_Given problem_. Transcribe the lines from the one containing "Give me a plain-text" to the last line, inclusive, word for word. Include no pictures.

_Raw records_.
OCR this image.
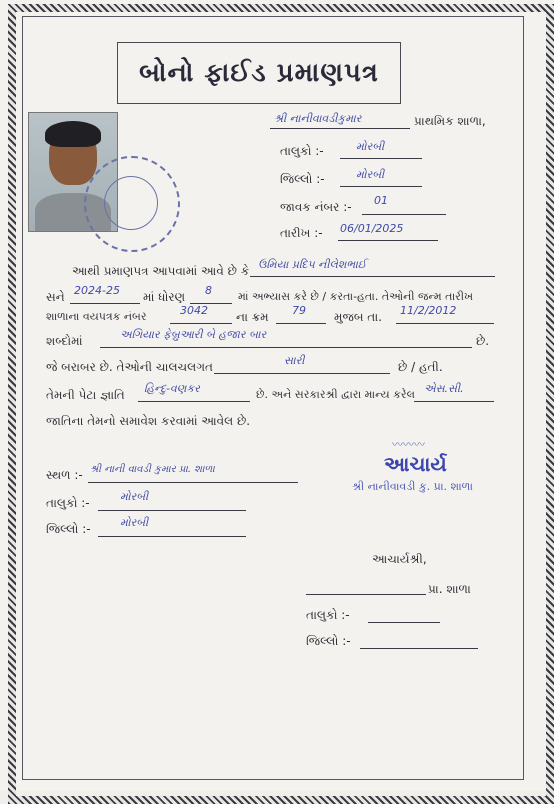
બોનો ફાઈડ પ્રમાણપત્ર
શ્રી નાનીવાવડીકુમાર	પ્રાથમિક શાળા,
તાલુકો :-	મોરબી
જિલ્લો :-	મોરબી
જાવક નંબર :- 01
તારીખ :- 06/01/2025
આથી પ્રમાણપત્ર આપવામાં આવે છે કે ઉમિયા પ્રદિપ નીલેશભાઈ
સને 2024-25 માં ધોરણ 8 માં અભ્યાસ કરે છે / કરતા-હતા. તેઓની જન્મ તારીખ
શાળાના વયપત્રક નંબર	3042 ના ક્રમ 79 મુજબ તા. 11/2/2012
શબ્દોમાં	અગિયાર ફેબ્રુઆરી બે હજાર બાર	છે.
જે બરાબર છે. તેઓની ચાલચલગત	સારી	છે / હતી.
તેમની પેટા જ્ઞાતિ હિન્દુ-વણકર	છે. અને સરકારશ્રી દ્વારા માન્ય કરેલ એસ.સી.
જાતિના તેમનો સમાવેશ કરવામાં આવેલ છે.
〰〰〰
આચાર્ય
શ્રી નાનીવાવડી કુ. પ્રા. શાળા
સ્થળ :- શ્રી નાની વાવડી કુમાર પ્રા. શાળા
તાલુકો :-	મોરબી
જિલ્લો :-	મોરબી
આચાર્યશ્રી,
પ્રા. શાળા
તાલુકો :-
જિલ્લો :-
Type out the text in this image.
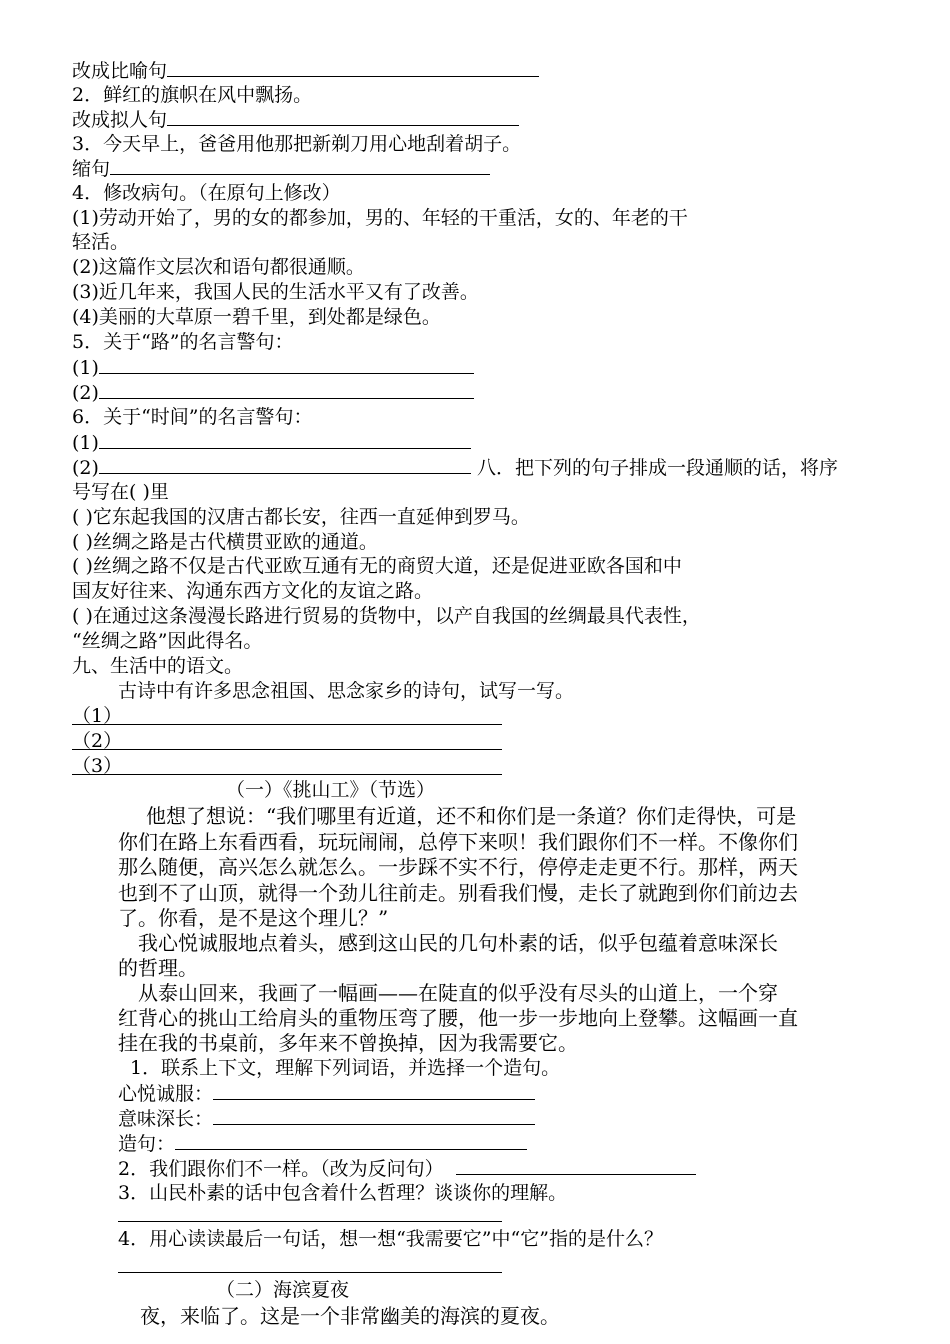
改成比喻句
2．鲜红的旗帜在风中飘扬。
改成拟人句
3．今天早上，爸爸用他那把新剃刀用心地刮着胡子。
缩句
4．修改病句。（在原句上修改）
(1)劳动开始了，男的女的都参加，男的、年轻的干重活，女的、年老的干
轻活。
(2)这篇作文层次和语句都很通顺。
(3)近几年来，我国人民的生活水平又有了改善。
(4)美丽的大草原一碧千里，到处都是绿色。
5．关于“路”的名言警句：
(1)
(2)
6．关于“时间”的名言警句：
(1)
(2)	八．把下列的句子排成一段通顺的话，将序
号写在( )里
( )它东起我国的汉唐古都长安，往西一直延伸到罗马。
( )丝绸之路是古代横贯亚欧的通道。
( )丝绸之路不仅是古代亚欧互通有无的商贸大道，还是促进亚欧各国和中
国友好往来、沟通东西方文化的友谊之路。
( )在通过这条漫漫长路进行贸易的货物中，以产自我国的丝绸最具代表性，
“丝绸之路”因此得名。
九、生活中的语文。
古诗中有许多思念祖国、思念家乡的诗句，试写一写。
（1）
（2）
（3）
（一）《挑山工》（节选）
他想了想说：“我们哪里有近道，还不和你们是一条道？你们走得快，可是
你们在路上东看西看，玩玩闹闹，总停下来呗！我们跟你们不一样。不像你们
那么随便，高兴怎么就怎么。一步踩不实不行，停停走走更不行。那样，两天
也到不了山顶，就得一个劲儿往前走。别看我们慢，走长了就跑到你们前边去
了。你看，是不是这个理儿？”
我心悦诚服地点着头，感到这山民的几句朴素的话，似乎包蕴着意味深长
的哲理。
从泰山回来，我画了一幅画——在陡直的似乎没有尽头的山道上，一个穿
红背心的挑山工给肩头的重物压弯了腰，他一步一步地向上登攀。这幅画一直
挂在我的书桌前，多年来不曾换掉，因为我需要它。
1．联系上下文，理解下列词语，并选择一个造句。
心悦诚服：
意味深长：
造句：
2．我们跟你们不一样。（改为反问句）
3．山民朴素的话中包含着什么哲理？谈谈你的理解。
4．用心读读最后一句话，想一想“我需要它”中“它”指的是什么？
（二）海滨夏夜
夜，来临了。这是一个非常幽美的海滨的夏夜。
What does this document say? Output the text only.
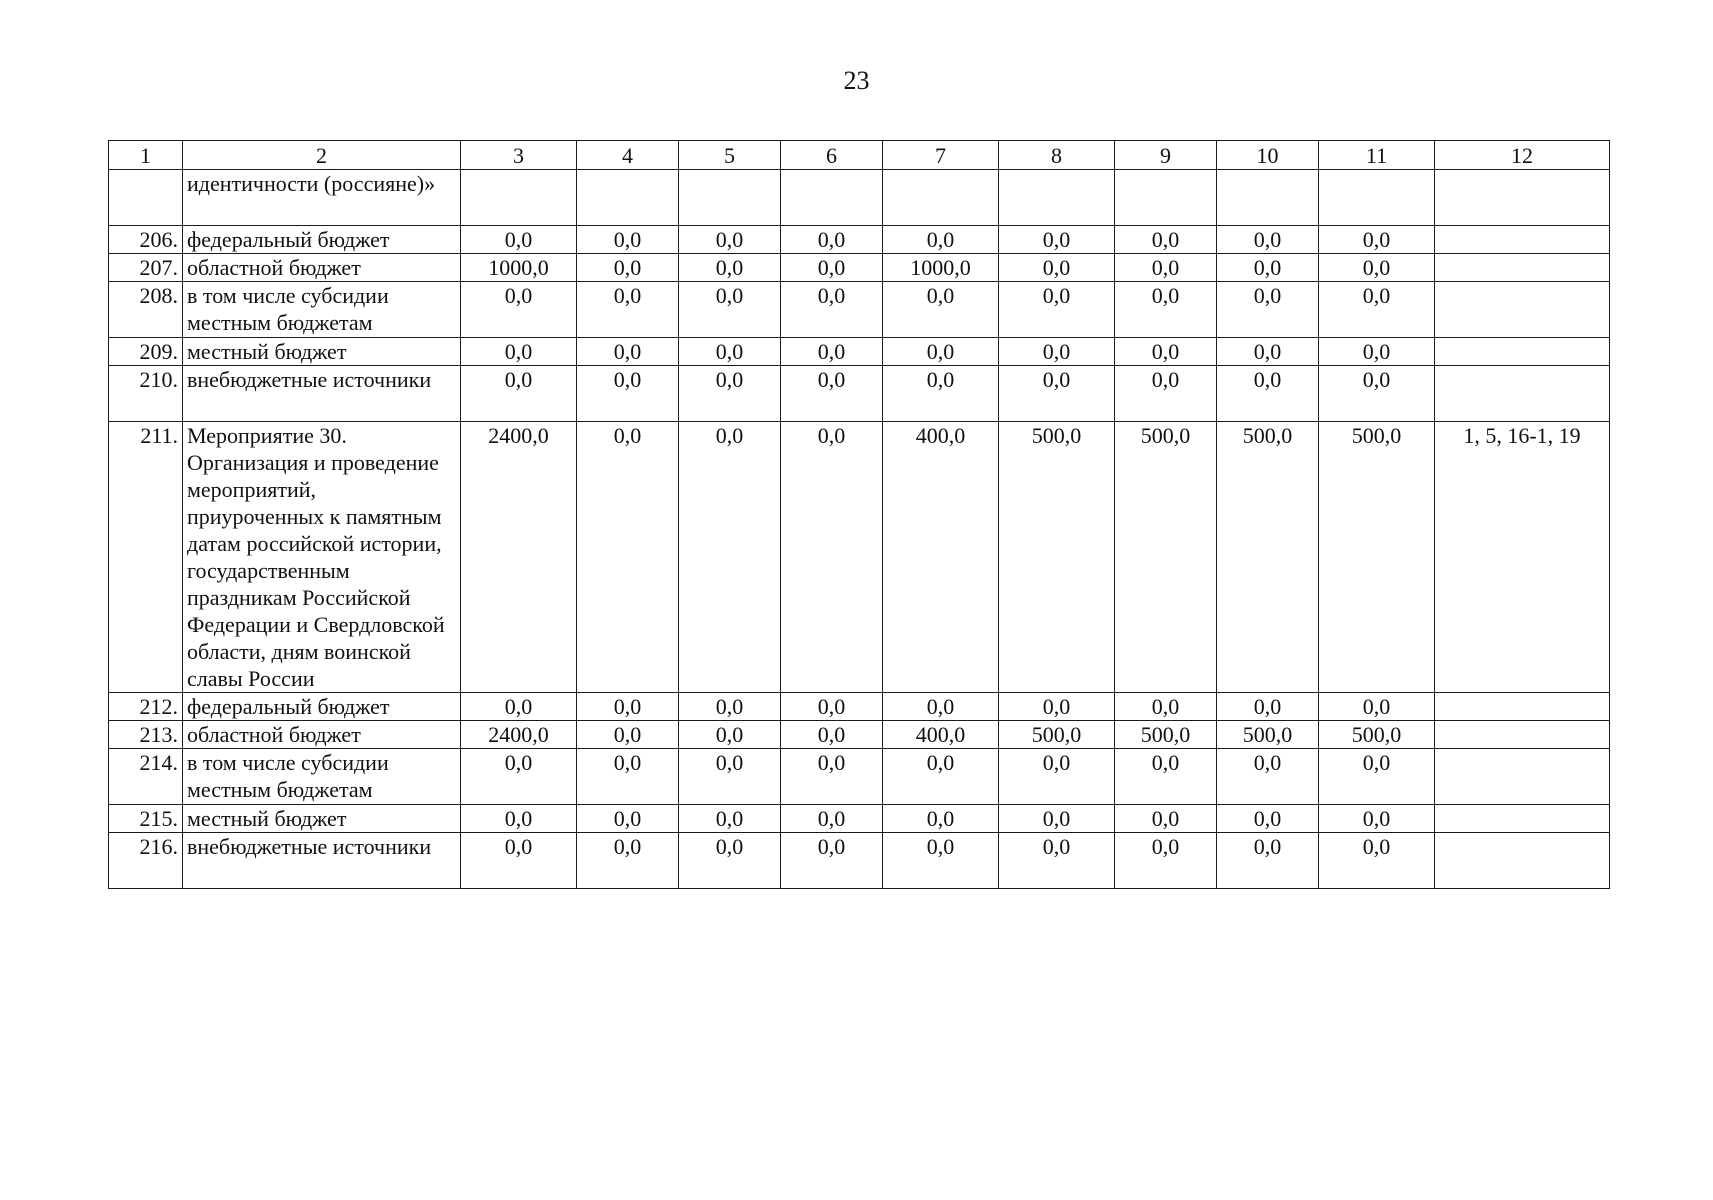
23
1	2	3	4	5	6	7	8	9	10	11	12
	идентичности (россияне)»										
206.	федеральный бюджет	0,0	0,0	0,0	0,0	0,0	0,0	0,0	0,0	0,0	
207.	областной бюджет	1000,0	0,0	0,0	0,0	1000,0	0,0	0,0	0,0	0,0	
208.	в том числе субсидии местным бюджетам	0,0	0,0	0,0	0,0	0,0	0,0	0,0	0,0	0,0	
209.	местный бюджет	0,0	0,0	0,0	0,0	0,0	0,0	0,0	0,0	0,0	
210.	внебюджетные источники	0,0	0,0	0,0	0,0	0,0	0,0	0,0	0,0	0,0	
211.	Мероприятие 30. Организация и проведение мероприятий, приуроченных к памятным датам российской истории, государственным праздникам Российской Федерации и Свердловской области, дням воинской славы России	2400,0	0,0	0,0	0,0	400,0	500,0	500,0	500,0	500,0	1, 5, 16-1, 19
212.	федеральный бюджет	0,0	0,0	0,0	0,0	0,0	0,0	0,0	0,0	0,0	
213.	областной бюджет	2400,0	0,0	0,0	0,0	400,0	500,0	500,0	500,0	500,0	
214.	в том числе субсидии местным бюджетам	0,0	0,0	0,0	0,0	0,0	0,0	0,0	0,0	0,0	
215.	местный бюджет	0,0	0,0	0,0	0,0	0,0	0,0	0,0	0,0	0,0	
216.	внебюджетные источники	0,0	0,0	0,0	0,0	0,0	0,0	0,0	0,0	0,0	
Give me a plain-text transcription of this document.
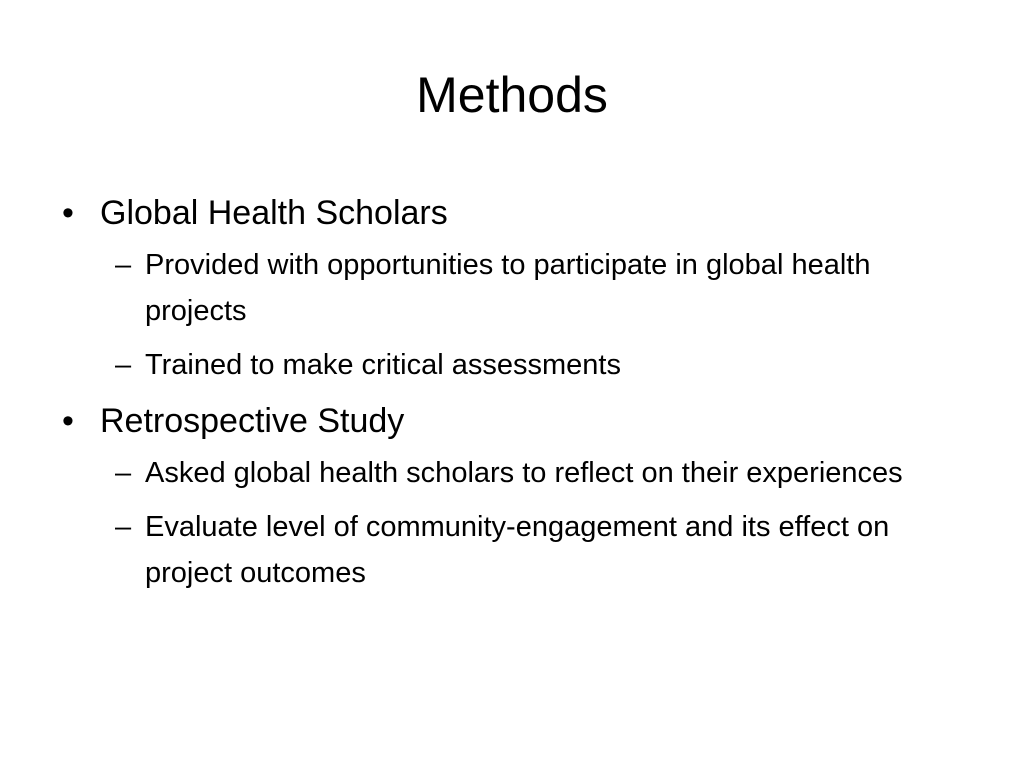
Methods
• Global Health Scholars
– Provided with opportunities to participate in global health projects
– Trained to make critical assessments
• Retrospective Study
– Asked global health scholars to reflect on their experiences
– Evaluate level of community-engagement and its effect on project outcomes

_Correct answer_.
Give me a plain-text transcription of this document.
Methods
• Global Health Scholars
– Provided with opportunities to participate in global health projects
– Trained to make critical assessments
• Retrospective Study
– Asked global health scholars to reflect on their experiences
– Evaluate level of community-engagement and its effect on project outcomes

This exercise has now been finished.